Zredaguj fragment tekstu o wodzie pod budynkiem MOSiR, który zaczyna się od słów zawierających "Dodano: 15 marca" i kończy na "litrów wody rocznie.", i przepisz go ponownie, zamieniając "ulicy Henryka Trębickiego" na "ul. Trębickiego".

Podany tekst =>
☆ ☆ ☆ ☆

MOSiR na wodzie

Dodano: 15 marca 2013 14:18, Autor: Adrian Paszczyk

Spod budynku MOSiR przy ulicy Henryka Trębickiego rocznie trzeba wypompować około 18 mln litrów wody. Czy może ona zagrozić stabilności budynku?
Szacuje się, że budynek MOSiR przy ulicy Henryka Trębickiego został wybudowany przynajmniej metr poniżej poziomu wód gruntowych. Z tego powodu co roku pompy znajdujące się w budynku MOSiR i obok niego wypompowują około 18 mln litrów wody rocznie.

☆ ☆ ☆ ☆

Blok danych =>
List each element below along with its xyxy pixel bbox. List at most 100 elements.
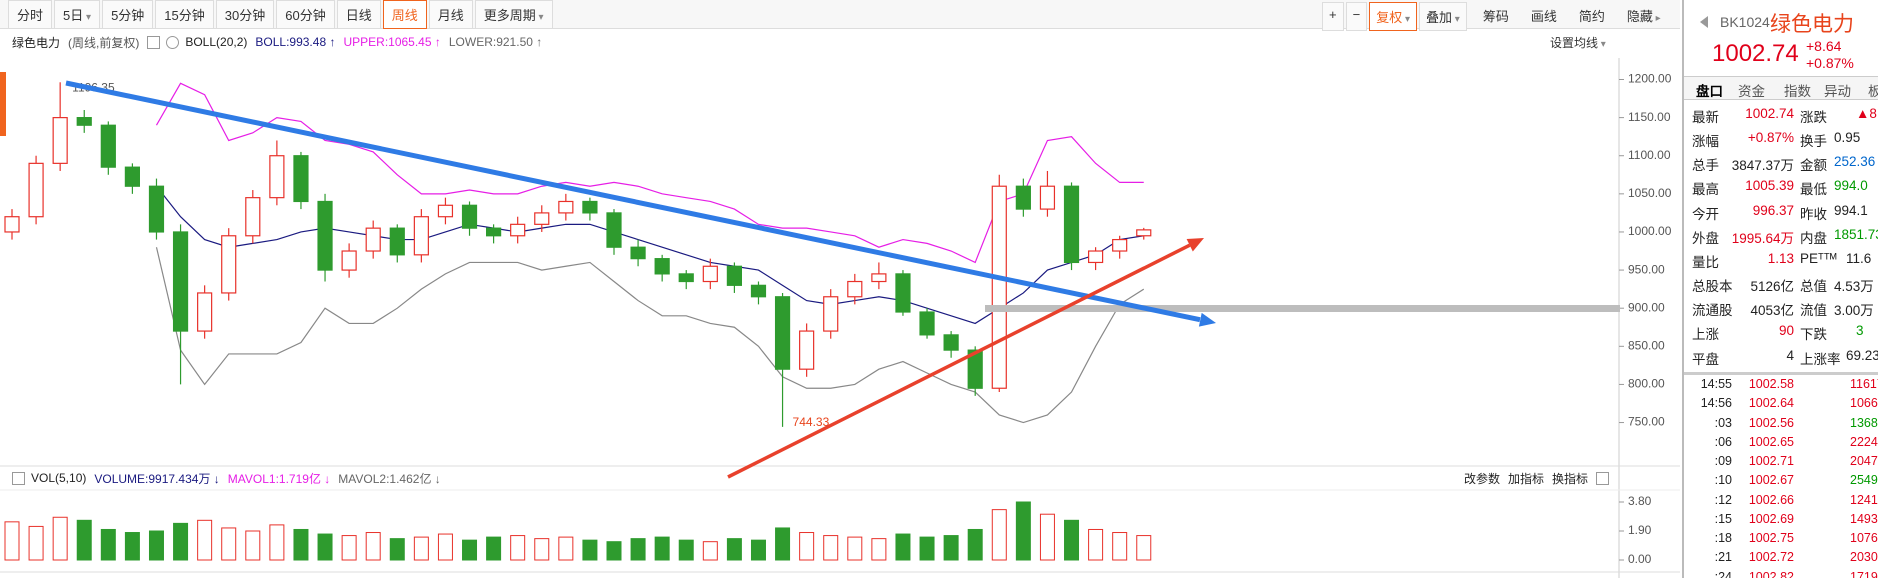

☆ ☆ ☆ ☆

Wynik zadania =>
Dodano: 15 marca 2013 14:18, Autor: Adrian Paszczyk

Spod budynku MOSiR przy ul. Trębickiego rocznie trzeba wypompować około 18 mln litrów wody. Czy może ona zagrozić stabilności budynku?
Szacuje się, że budynek MOSiR przy ul. Trębickiego został wybudowany przynajmniej metr poniżej poziomu wód gruntowych. Z tego powodu co roku pompy znajdujące się w budynku MOSiR i obok niego wypompowują około 18 mln litrów wody rocznie.